L'énergie qui traverse Im Angesicht des Verbrechens se retrouve également sur la forme. La réalisation expérimente beaucoup : versant parfois dans un surprenant surréalisme presque fantastique comme lors de la rencontre sous l'eau qui fait office de prologue, elle use aussi de constructions où les flashback sont une composante à part entière du récit. Cela lui permet de nous faire revivre de manière entêtante certains moments - comme le meurtre de Grisha, fil rouge sanglant, dont la résolution obsède Marek. L'immersion dans l'atmosphère de la communauté russophone dépeinte passe aussi par la bande-son qui contribue grandement à cette marque identitaire : une musique traditionnelle, entraînante mais semblant aussi chargée de drames, rythme la narration.

* * *

- ÉNONCÉ 1 -
Indiquez si chacune des affirmations suivantes concorde avec l'extrait sur Im Angesicht des Verbrechens en répondant par oui ou non. Citez à chaque fois les mots décisifs de l'extrait : (a) la rencontre sous l'eau sert de prologue ; (b) Marek est obsédé par la résolution du meurtre de Grisha ; (c) la bande-son repose sur une musique électronique moderne.
- ÉNONCÉ 2 -
Reformulez sous forme de liste le paragraphe de l'extrait sur Im Angesicht des Verbrechens qui commence par « L'énergie qui traverse », en conservant ses faits principaux.
- ÉNONCÉ 3 -
Poursuivez, s'il vous plaît, l'extrait sur Im Angesicht des Verbrechens à partir de sa dernière phrase.

* * *

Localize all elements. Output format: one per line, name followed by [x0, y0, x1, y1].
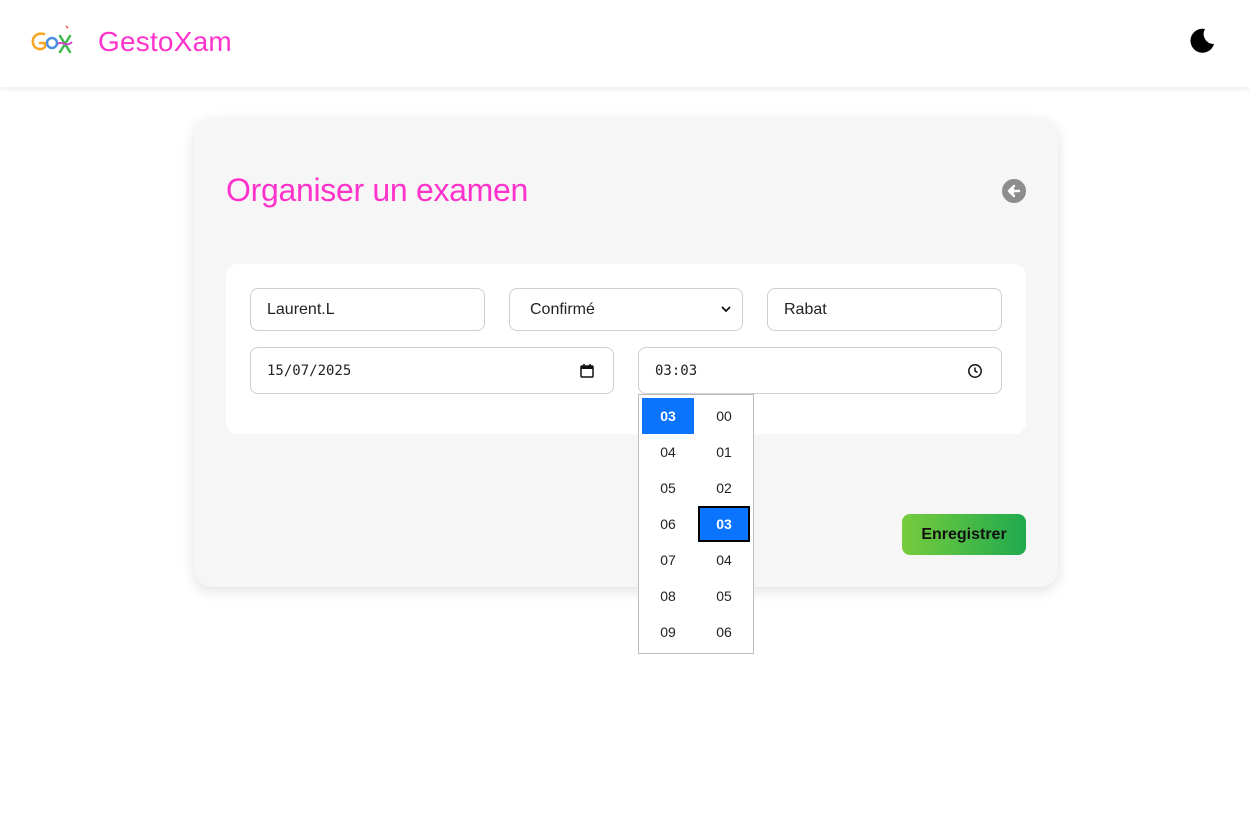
- hour-option[interactable]: 07: [642, 542, 694, 578]
- hour-option[interactable]: 08: [642, 578, 694, 614]
- hour-column: 03 04 05 06 07 08 09: [642, 398, 694, 650]
- moon-icon[interactable]: [1186, 24, 1218, 56]
- city-input[interactable]: Rabat: [767, 288, 1002, 331]
- chevron-down-icon: [721, 306, 731, 313]
- hour-option[interactable]: 04: [642, 434, 694, 470]
- minute-option[interactable]: 03: [698, 506, 750, 542]
- form-fields-panel: Laurent.L Confirmé Rabat 15/07/2025 03:0…: [226, 264, 1026, 434]
- time-input[interactable]: 03:03: [638, 347, 1002, 394]
- date-input[interactable]: 15/07/2025: [250, 347, 614, 394]
- minute-option[interactable]: 00: [698, 398, 750, 434]
- top-header: GestoXam: [0, 0, 1250, 87]
- status-select[interactable]: Confirmé: [509, 288, 743, 331]
- minute-option[interactable]: 05: [698, 578, 750, 614]
- gestoxam-logo: [28, 22, 76, 62]
- username-input[interactable]: Laurent.L: [250, 288, 485, 331]
- back-button[interactable]: [1002, 179, 1026, 203]
- time-picker-dropdown: 03 04 05 06 07 08 09 00 01 02 03 04 05 0…: [638, 394, 754, 654]
- arrow-left-icon: [1007, 184, 1021, 198]
- city-value: Rabat: [784, 300, 827, 318]
- calendar-icon[interactable]: [579, 363, 595, 379]
- hour-option[interactable]: 06: [642, 506, 694, 542]
- status-value: Confirmé: [530, 300, 595, 318]
- minute-option[interactable]: 06: [698, 614, 750, 650]
- minute-option[interactable]: 01: [698, 434, 750, 470]
- minute-column: 00 01 02 03 04 05 06: [698, 398, 750, 650]
- hour-option[interactable]: 05: [642, 470, 694, 506]
- hour-option[interactable]: 03: [642, 398, 694, 434]
- save-button[interactable]: Enregistrer: [902, 514, 1026, 555]
- hour-option[interactable]: 09: [642, 614, 694, 650]
- brand-name: GestoXam: [98, 26, 232, 57]
- exam-form-card: Organiser un examen Laurent.L Confirmé R…: [194, 118, 1058, 587]
- clock-icon[interactable]: [967, 363, 983, 379]
- page-title: Organiser un examen: [226, 172, 529, 208]
- minute-option[interactable]: 02: [698, 470, 750, 506]
- date-value: 15/07/2025: [267, 362, 352, 379]
- username-value: Laurent.L: [267, 300, 335, 318]
- minute-option[interactable]: 04: [698, 542, 750, 578]
- time-value: 03:03: [655, 362, 698, 379]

* * *

- RÉPONSE 1 -
(a) Oui : « la rencontre sous l'eau qui fait office de prologue ».
(b) Oui : « le meurtre de Grisha, fil rouge sanglant, dont la résolution obsède Marek ».
(c) Non : « une musique traditionnelle, entraînante mais semblant aussi chargée de drames, rythme la narration ».

- RÉPONSE 2 -
- L'énergie de la série se retrouve aussi dans sa forme, avec une réalisation très expérimentale.
- Elle verse parfois dans un surréalisme presque fantastique, comme lors de la rencontre sous l'eau qui sert de prologue.
- Les flashbacks font partie intégrante du récit et font revivre certains moments, comme le meurtre de Grisha, dont la résolution obsède Marek.
- La bande-son renforce l'immersion dans la communauté russophone : une musique traditionnelle, entraînante mais qui semble chargée de drames, rythme la narration.

- RÉPONSE 3 -
Enfin, au sein du casting, plusieurs acteurs sortent du lot. La jeunesse teintée d'une froideur un peu distante de Max Riemelt correspond parfaitement à la figure de Marek, symbole de toutes les ambivalences de ces croisements culturels, cherchant à la fois une sortie de ce milieu et une vengeance qui l'y replongerait immédiatement. Marie Bäumer interprète avec tout autant d'aplomb sa soeur qui a fait, en conscience, d'autres choix de vie ; l'affirmation progressive de son personnage tout au long de la série lui permet de suivre une transformation très appréciable. Alina Levshin prête des traits d'une innocence rare à cette jeune ukrainienne se retrouvant soudain projetée dans le milieu de la prostitution, qui va tenter de survivre à Berlin. Dans l'ensemble, Im Angesicht des Verbrechens reste une série chorale : l'ensemble du casting tient globalement la route. On y croise notamment Ronald Zehrfeld, Mišel Matičević, Katja Nesytowa, Uwe Preuss, Ulrike C. Tscharre, Mark Ivanir, Marko Mandić, Karolina Lodyga, Arved Birnbaum, Ryszard Ronczewski ou encore Carmen Birk.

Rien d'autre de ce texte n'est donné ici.